[Stored data entries]
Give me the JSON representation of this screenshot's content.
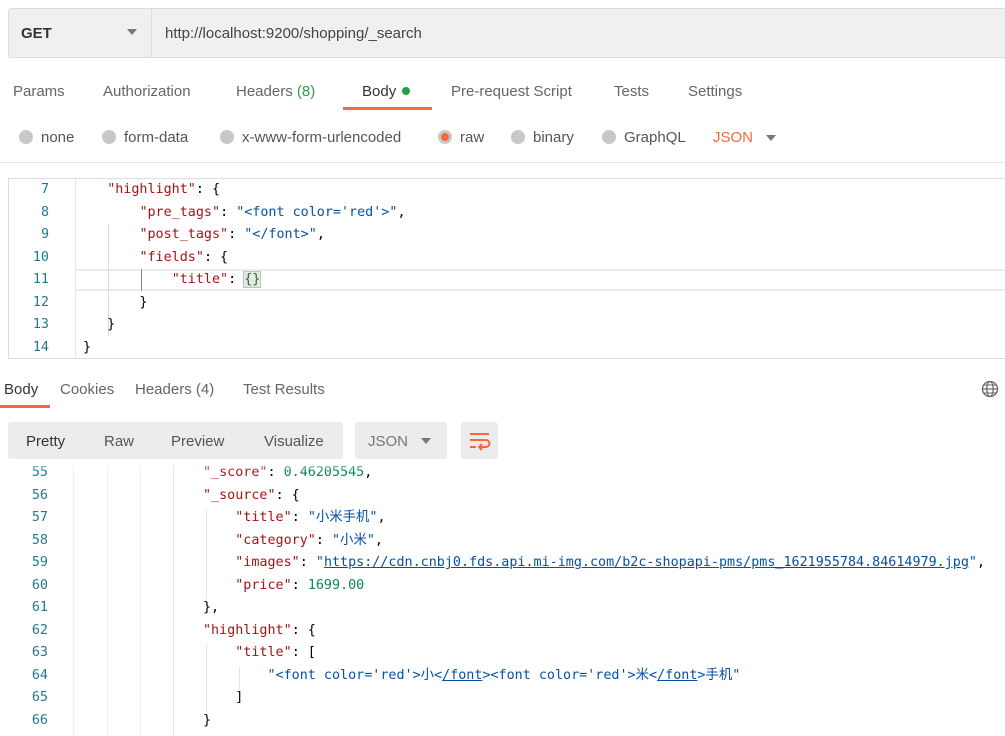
{
  "request": {
    "method": "GET",
    "url": "http://localhost:9200/shopping/_search"
  },
  "request_tabs": [
    {
      "label": "Params"
    },
    {
      "label": "Authorization"
    },
    {
      "label": "Headers",
      "count": "(8)"
    },
    {
      "label": "Body",
      "active": true
    },
    {
      "label": "Pre-request Script"
    },
    {
      "label": "Tests"
    },
    {
      "label": "Settings"
    }
  ],
  "body_types": [
    {
      "label": "none"
    },
    {
      "label": "form-data"
    },
    {
      "label": "x-www-form-urlencoded"
    },
    {
      "label": "raw",
      "selected": true
    },
    {
      "label": "binary"
    },
    {
      "label": "GraphQL"
    }
  ],
  "body_format": "JSON",
  "request_code": [
    {
      "n": "7",
      "t": [
        [
          "p",
          "   "
        ],
        [
          "k",
          "\"highlight\""
        ],
        [
          "p",
          ": {"
        ]
      ]
    },
    {
      "n": "8",
      "t": [
        [
          "p",
          "       "
        ],
        [
          "k",
          "\"pre_tags\""
        ],
        [
          "p",
          ": "
        ],
        [
          "s",
          "\"<font color='red'>\""
        ],
        [
          "p",
          ","
        ]
      ]
    },
    {
      "n": "9",
      "t": [
        [
          "p",
          "       "
        ],
        [
          "k",
          "\"post_tags\""
        ],
        [
          "p",
          ": "
        ],
        [
          "s",
          "\"</font>\""
        ],
        [
          "p",
          ","
        ]
      ]
    },
    {
      "n": "10",
      "t": [
        [
          "p",
          "       "
        ],
        [
          "k",
          "\"fields\""
        ],
        [
          "p",
          ": {"
        ]
      ]
    },
    {
      "n": "11",
      "t": [
        [
          "p",
          "           "
        ],
        [
          "k",
          "\"title\""
        ],
        [
          "p",
          ": "
        ],
        [
          "br",
          "{}"
        ]
      ]
    },
    {
      "n": "12",
      "t": [
        [
          "p",
          "       }"
        ]
      ]
    },
    {
      "n": "13",
      "t": [
        [
          "p",
          "   }"
        ]
      ]
    },
    {
      "n": "14",
      "t": [
        [
          "p",
          "}"
        ]
      ]
    }
  ],
  "response_tabs": [
    {
      "label": "Body",
      "active": true
    },
    {
      "label": "Cookies"
    },
    {
      "label": "Headers",
      "count": "(4)"
    },
    {
      "label": "Test Results"
    }
  ],
  "response_views": [
    "Pretty",
    "Raw",
    "Preview",
    "Visualize"
  ],
  "response_format": "JSON",
  "response_code": [
    {
      "n": "55",
      "t": [
        [
          "p",
          "                "
        ],
        [
          "k",
          "\"_score\""
        ],
        [
          "p",
          ": "
        ],
        [
          "n",
          "0.46205545"
        ],
        [
          "p",
          ","
        ]
      ]
    },
    {
      "n": "56",
      "t": [
        [
          "p",
          "                "
        ],
        [
          "k",
          "\"_source\""
        ],
        [
          "p",
          ": {"
        ]
      ]
    },
    {
      "n": "57",
      "t": [
        [
          "p",
          "                    "
        ],
        [
          "k",
          "\"title\""
        ],
        [
          "p",
          ": "
        ],
        [
          "s",
          "\"小米手机\""
        ],
        [
          "p",
          ","
        ]
      ]
    },
    {
      "n": "58",
      "t": [
        [
          "p",
          "                    "
        ],
        [
          "k",
          "\"category\""
        ],
        [
          "p",
          ": "
        ],
        [
          "s",
          "\"小米\""
        ],
        [
          "p",
          ","
        ]
      ]
    },
    {
      "n": "59",
      "t": [
        [
          "p",
          "                    "
        ],
        [
          "k",
          "\"images\""
        ],
        [
          "p",
          ": "
        ],
        [
          "s",
          "\""
        ],
        [
          "lk",
          "https://cdn.cnbj0.fds.api.mi-img.com/b2c-shopapi-pms/pms_1621955784.84614979.jpg"
        ],
        [
          "s",
          "\""
        ],
        [
          "p",
          ","
        ]
      ]
    },
    {
      "n": "60",
      "t": [
        [
          "p",
          "                    "
        ],
        [
          "k",
          "\"price\""
        ],
        [
          "p",
          ": "
        ],
        [
          "n",
          "1699.00"
        ]
      ]
    },
    {
      "n": "61",
      "t": [
        [
          "p",
          "                },"
        ]
      ]
    },
    {
      "n": "62",
      "t": [
        [
          "p",
          "                "
        ],
        [
          "k",
          "\"highlight\""
        ],
        [
          "p",
          ": {"
        ]
      ]
    },
    {
      "n": "63",
      "t": [
        [
          "p",
          "                    "
        ],
        [
          "k",
          "\"title\""
        ],
        [
          "p",
          ": ["
        ]
      ]
    },
    {
      "n": "64",
      "t": [
        [
          "p",
          "                        "
        ],
        [
          "s",
          "\"<font color='red'>小<"
        ],
        [
          "lk",
          "/font"
        ],
        [
          "s",
          ">"
        ],
        [
          "s",
          "<font color='red'>米<"
        ],
        [
          "lk",
          "/font"
        ],
        [
          "s",
          ">手机\""
        ]
      ]
    },
    {
      "n": "65",
      "t": [
        [
          "p",
          "                    ]"
        ]
      ]
    },
    {
      "n": "66",
      "t": [
        [
          "p",
          "                }"
        ]
      ]
    }
  ],
  "colors": {
    "accent": "#f26b3a",
    "count_green": "#2d9c48",
    "key": "#a31515",
    "string": "#0451a5",
    "number": "#098658",
    "line_number": "#237893"
  }
}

** What the task requires **
Report the number of lines that contain "font", with no other words.

** Finished task **
6